To do:
Give the listing again in full, exactly as written.

— start Data shown —

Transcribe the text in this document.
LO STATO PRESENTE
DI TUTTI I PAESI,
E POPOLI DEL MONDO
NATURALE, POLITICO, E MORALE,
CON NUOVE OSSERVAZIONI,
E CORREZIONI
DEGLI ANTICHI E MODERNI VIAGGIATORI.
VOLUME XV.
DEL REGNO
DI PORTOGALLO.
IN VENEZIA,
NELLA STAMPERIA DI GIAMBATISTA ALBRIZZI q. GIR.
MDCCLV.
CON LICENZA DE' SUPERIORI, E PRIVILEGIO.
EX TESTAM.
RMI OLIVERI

— end Data shown —

Completed exercise:
Transcribe the text in this document.
LO STATO PRESENTE
DI TUTTI I PAESI,
E POPOLI DEL MONDO
NATURALE, POLITICO, E MORALE,
CON NUOVE OSSERVAZIONI,
E CORREZIONI
DEGLI ANTICHI E MODERNI VIAGGIATORI.
VOLUME XV.
DEL REGNO
DI PORTOGALLO.
IN VENEZIA,
NELLA STAMPERIA DI GIAMBATISTA ALBRIZZI q. GIR.
MDCCLV.
CON LICENZA DE' SUPERIORI, E PRIVILEGIO.
EX TESTAM.
RMI OLIVERI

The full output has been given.